ACTIVITY » Line by line, set down all the data below exactly, omitting any picture.

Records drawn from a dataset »
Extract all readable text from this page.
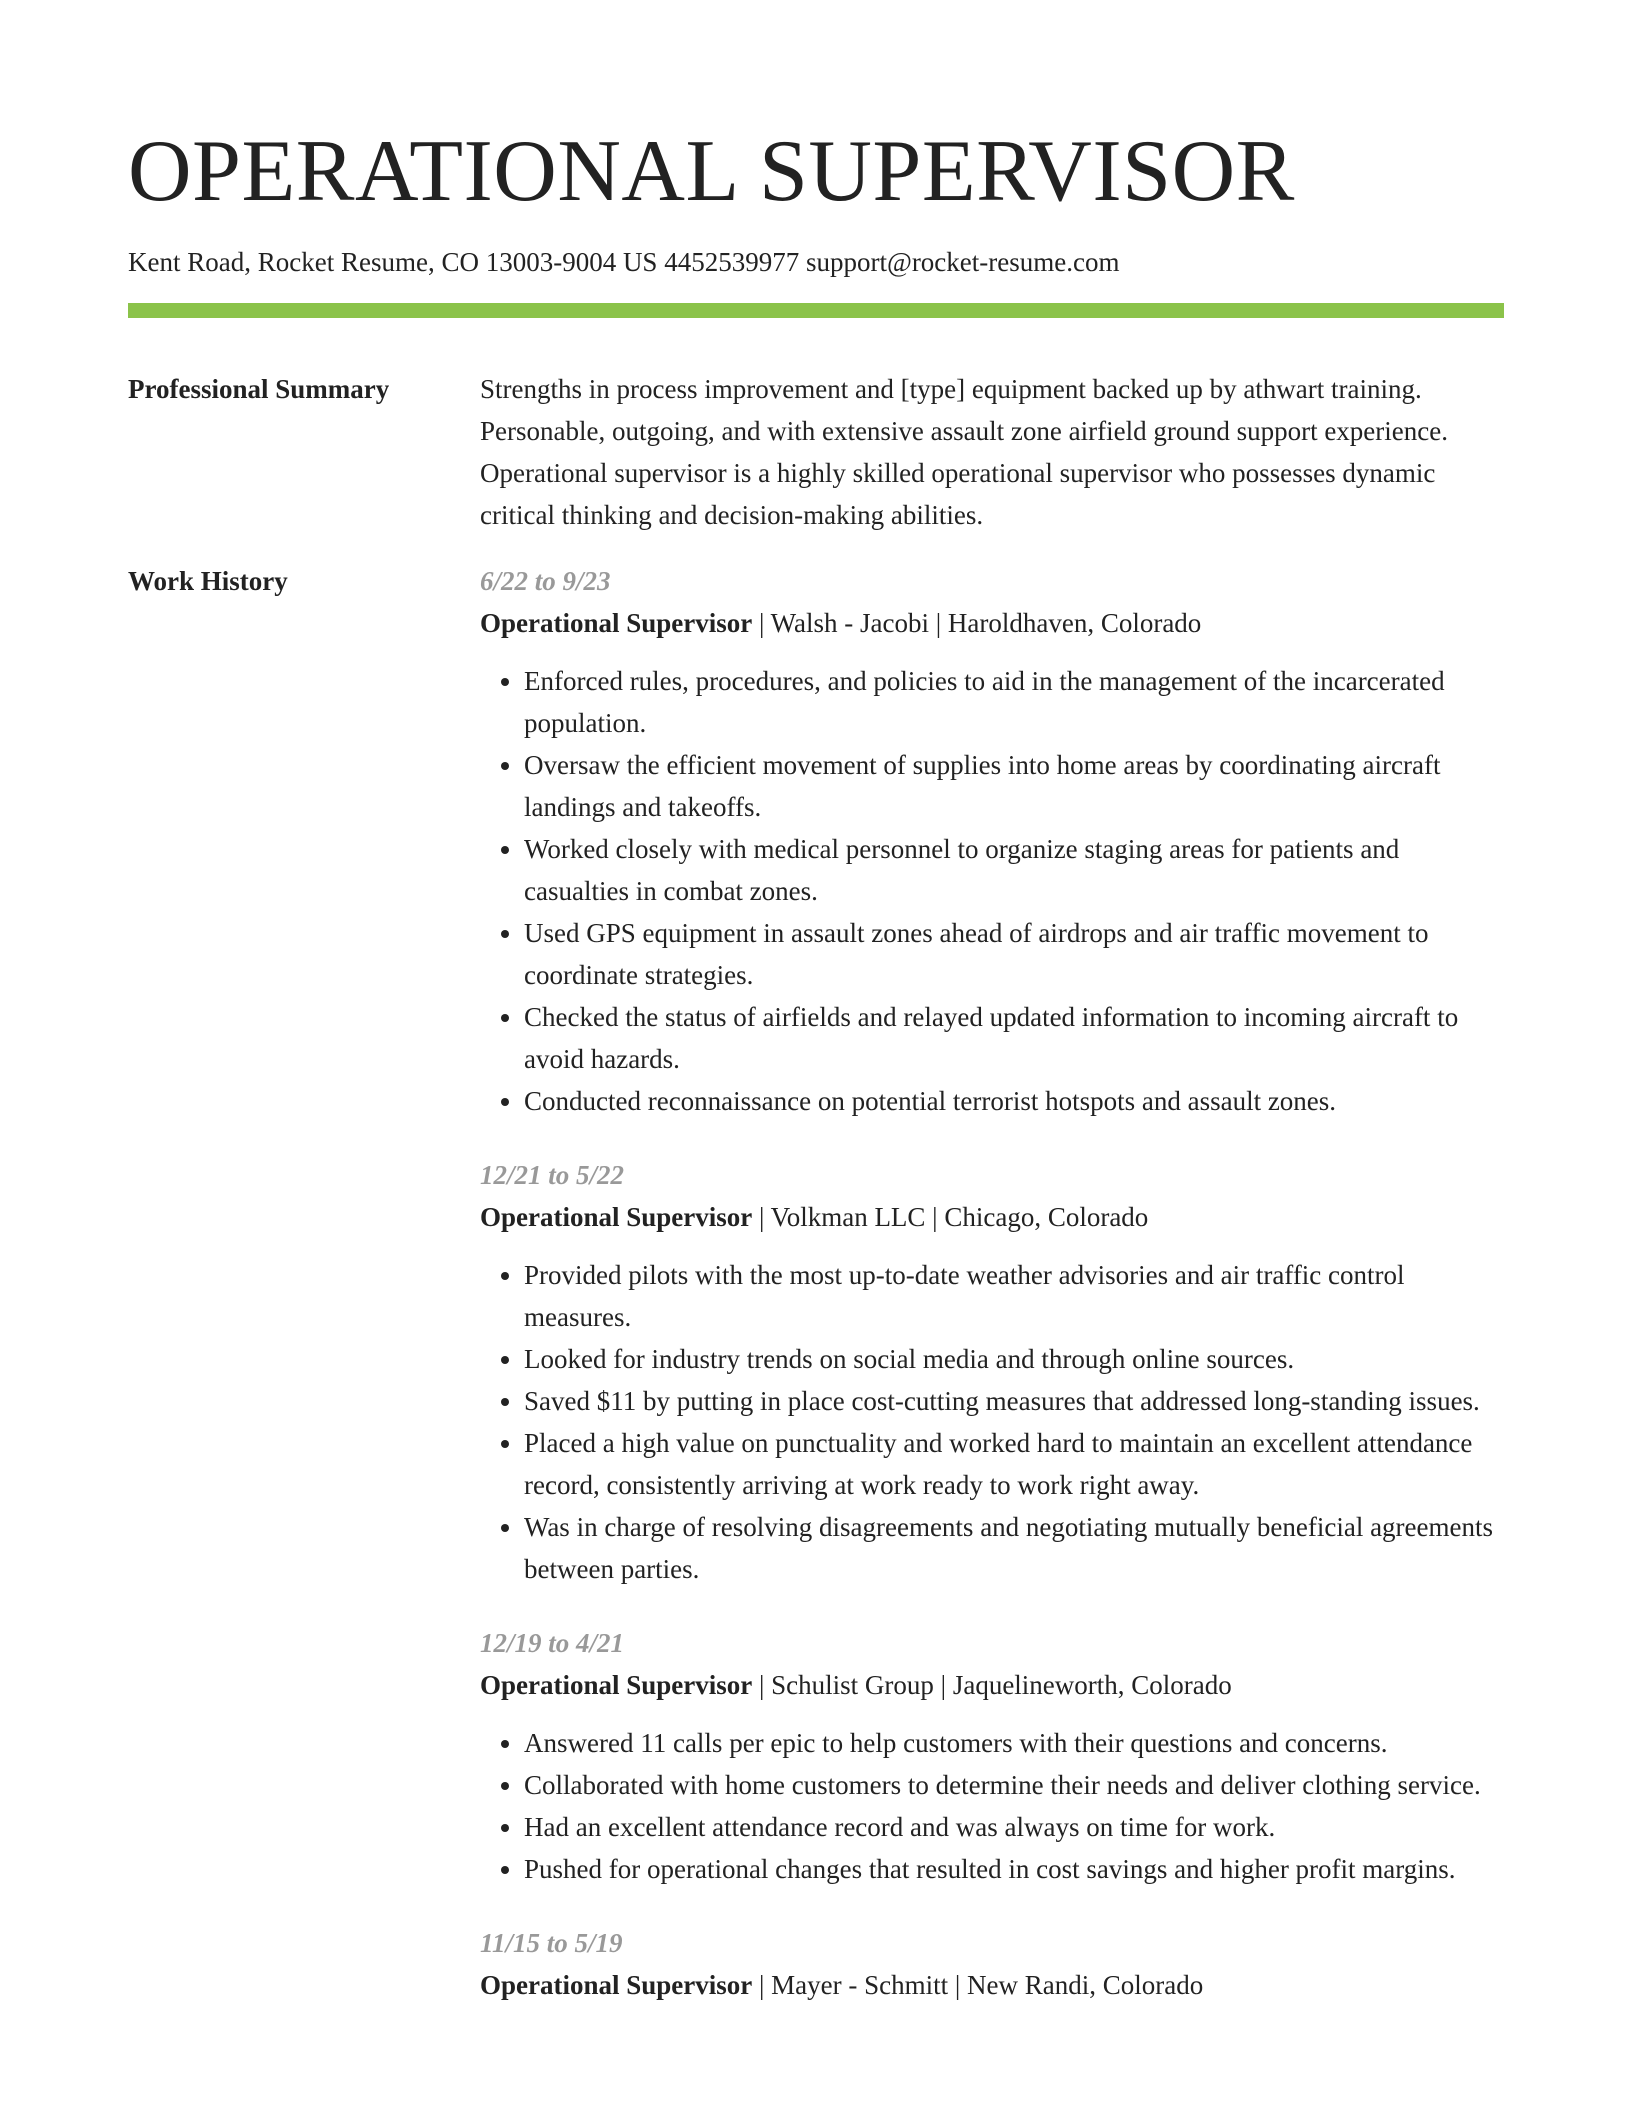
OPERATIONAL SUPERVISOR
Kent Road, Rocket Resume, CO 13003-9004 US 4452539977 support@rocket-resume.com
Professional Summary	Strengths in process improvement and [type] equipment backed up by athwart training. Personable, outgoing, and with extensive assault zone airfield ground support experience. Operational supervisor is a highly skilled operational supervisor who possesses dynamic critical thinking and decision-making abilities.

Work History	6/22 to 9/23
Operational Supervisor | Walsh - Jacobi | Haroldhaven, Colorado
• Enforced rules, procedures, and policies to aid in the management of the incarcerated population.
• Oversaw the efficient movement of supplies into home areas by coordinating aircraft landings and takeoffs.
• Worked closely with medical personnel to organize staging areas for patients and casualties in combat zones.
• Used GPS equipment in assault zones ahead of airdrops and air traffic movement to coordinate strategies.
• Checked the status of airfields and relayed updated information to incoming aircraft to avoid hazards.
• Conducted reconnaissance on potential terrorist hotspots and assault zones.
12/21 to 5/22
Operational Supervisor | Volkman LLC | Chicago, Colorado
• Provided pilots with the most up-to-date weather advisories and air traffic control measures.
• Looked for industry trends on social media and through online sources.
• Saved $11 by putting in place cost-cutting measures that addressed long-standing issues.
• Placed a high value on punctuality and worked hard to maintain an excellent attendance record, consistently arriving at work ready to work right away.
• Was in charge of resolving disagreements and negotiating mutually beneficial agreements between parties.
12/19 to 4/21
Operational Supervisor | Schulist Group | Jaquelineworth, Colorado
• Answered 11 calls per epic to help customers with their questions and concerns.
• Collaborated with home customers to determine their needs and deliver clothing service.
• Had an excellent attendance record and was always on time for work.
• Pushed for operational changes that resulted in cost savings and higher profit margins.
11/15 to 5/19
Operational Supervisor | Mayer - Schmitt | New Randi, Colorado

RESULT BELOW »
Extract all readable text from this page.
OPERATIONAL SUPERVISOR
Kent Road, Rocket Resume, CO 13003-9004 US 4452539977 support@rocket-resume.com
Professional Summary	Strengths in process improvement and [type] equipment backed up by athwart training. Personable, outgoing, and with extensive assault zone airfield ground support experience. Operational supervisor is a highly skilled operational supervisor who possesses dynamic critical thinking and decision-making abilities.

Work History	6/22 to 9/23
Operational Supervisor | Walsh - Jacobi | Haroldhaven, Colorado
• Enforced rules, procedures, and policies to aid in the management of the incarcerated population.
• Oversaw the efficient movement of supplies into home areas by coordinating aircraft landings and takeoffs.
• Worked closely with medical personnel to organize staging areas for patients and casualties in combat zones.
• Used GPS equipment in assault zones ahead of airdrops and air traffic movement to coordinate strategies.
• Checked the status of airfields and relayed updated information to incoming aircraft to avoid hazards.
• Conducted reconnaissance on potential terrorist hotspots and assault zones.
12/21 to 5/22
Operational Supervisor | Volkman LLC | Chicago, Colorado
• Provided pilots with the most up-to-date weather advisories and air traffic control measures.
• Looked for industry trends on social media and through online sources.
• Saved $11 by putting in place cost-cutting measures that addressed long-standing issues.
• Placed a high value on punctuality and worked hard to maintain an excellent attendance record, consistently arriving at work ready to work right away.
• Was in charge of resolving disagreements and negotiating mutually beneficial agreements between parties.
12/19 to 4/21
Operational Supervisor | Schulist Group | Jaquelineworth, Colorado
• Answered 11 calls per epic to help customers with their questions and concerns.
• Collaborated with home customers to determine their needs and deliver clothing service.
• Had an excellent attendance record and was always on time for work.
• Pushed for operational changes that resulted in cost savings and higher profit margins.
11/15 to 5/19
Operational Supervisor | Mayer - Schmitt | New Randi, Colorado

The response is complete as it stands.